Collected data entries:
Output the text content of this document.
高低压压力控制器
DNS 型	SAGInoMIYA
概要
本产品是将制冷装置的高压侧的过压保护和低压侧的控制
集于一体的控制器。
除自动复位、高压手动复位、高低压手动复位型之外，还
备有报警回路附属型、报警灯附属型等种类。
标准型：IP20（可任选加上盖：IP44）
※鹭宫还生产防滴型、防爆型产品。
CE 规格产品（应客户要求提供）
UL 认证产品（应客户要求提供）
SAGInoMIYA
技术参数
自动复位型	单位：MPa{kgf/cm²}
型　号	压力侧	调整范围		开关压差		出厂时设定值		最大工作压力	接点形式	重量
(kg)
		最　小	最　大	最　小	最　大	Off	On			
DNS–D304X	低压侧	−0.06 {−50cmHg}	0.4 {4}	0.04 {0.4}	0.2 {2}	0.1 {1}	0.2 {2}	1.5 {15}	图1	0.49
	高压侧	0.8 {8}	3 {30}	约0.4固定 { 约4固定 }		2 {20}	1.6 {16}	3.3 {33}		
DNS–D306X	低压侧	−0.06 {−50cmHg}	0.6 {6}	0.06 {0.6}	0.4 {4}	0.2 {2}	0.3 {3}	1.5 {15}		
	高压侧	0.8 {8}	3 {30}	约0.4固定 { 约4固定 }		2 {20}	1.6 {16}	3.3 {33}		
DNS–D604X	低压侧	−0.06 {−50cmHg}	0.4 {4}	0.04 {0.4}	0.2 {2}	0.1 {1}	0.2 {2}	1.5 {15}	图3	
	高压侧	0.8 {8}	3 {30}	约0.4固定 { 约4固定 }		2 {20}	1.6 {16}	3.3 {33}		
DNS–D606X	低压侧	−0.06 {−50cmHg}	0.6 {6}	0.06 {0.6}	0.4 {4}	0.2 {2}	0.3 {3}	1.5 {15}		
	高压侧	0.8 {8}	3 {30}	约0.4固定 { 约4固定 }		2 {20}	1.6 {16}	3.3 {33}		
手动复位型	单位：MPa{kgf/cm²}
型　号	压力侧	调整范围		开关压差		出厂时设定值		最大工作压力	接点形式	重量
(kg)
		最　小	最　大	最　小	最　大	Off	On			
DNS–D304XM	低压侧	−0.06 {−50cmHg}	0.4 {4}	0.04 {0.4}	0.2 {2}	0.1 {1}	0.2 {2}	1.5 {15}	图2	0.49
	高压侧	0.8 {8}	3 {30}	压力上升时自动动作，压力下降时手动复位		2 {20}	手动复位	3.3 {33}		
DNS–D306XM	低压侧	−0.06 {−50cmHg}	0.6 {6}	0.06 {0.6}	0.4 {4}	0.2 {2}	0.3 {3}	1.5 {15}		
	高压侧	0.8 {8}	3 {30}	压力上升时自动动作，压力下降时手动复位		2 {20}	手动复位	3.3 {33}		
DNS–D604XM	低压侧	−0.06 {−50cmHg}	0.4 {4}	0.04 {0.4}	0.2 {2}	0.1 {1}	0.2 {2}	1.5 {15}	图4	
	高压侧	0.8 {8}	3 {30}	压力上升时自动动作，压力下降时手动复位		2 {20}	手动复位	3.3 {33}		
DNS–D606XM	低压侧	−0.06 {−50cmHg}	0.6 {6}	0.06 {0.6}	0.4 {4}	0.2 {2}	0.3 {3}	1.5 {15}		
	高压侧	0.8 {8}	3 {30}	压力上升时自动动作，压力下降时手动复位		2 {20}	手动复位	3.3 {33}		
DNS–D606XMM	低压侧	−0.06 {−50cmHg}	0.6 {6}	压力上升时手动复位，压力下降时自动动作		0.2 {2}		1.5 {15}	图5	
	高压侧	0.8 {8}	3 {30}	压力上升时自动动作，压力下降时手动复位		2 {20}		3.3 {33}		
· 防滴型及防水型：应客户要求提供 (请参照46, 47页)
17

What needs to be done
Search the lines above for the string "应客户要求提供", then show every one that has it.

The solution
CE 规格产品（应客户要求提供）
UL 认证产品（应客户要求提供）
· 防滴型及防水型：应客户要求提供 (请参照46, 47页)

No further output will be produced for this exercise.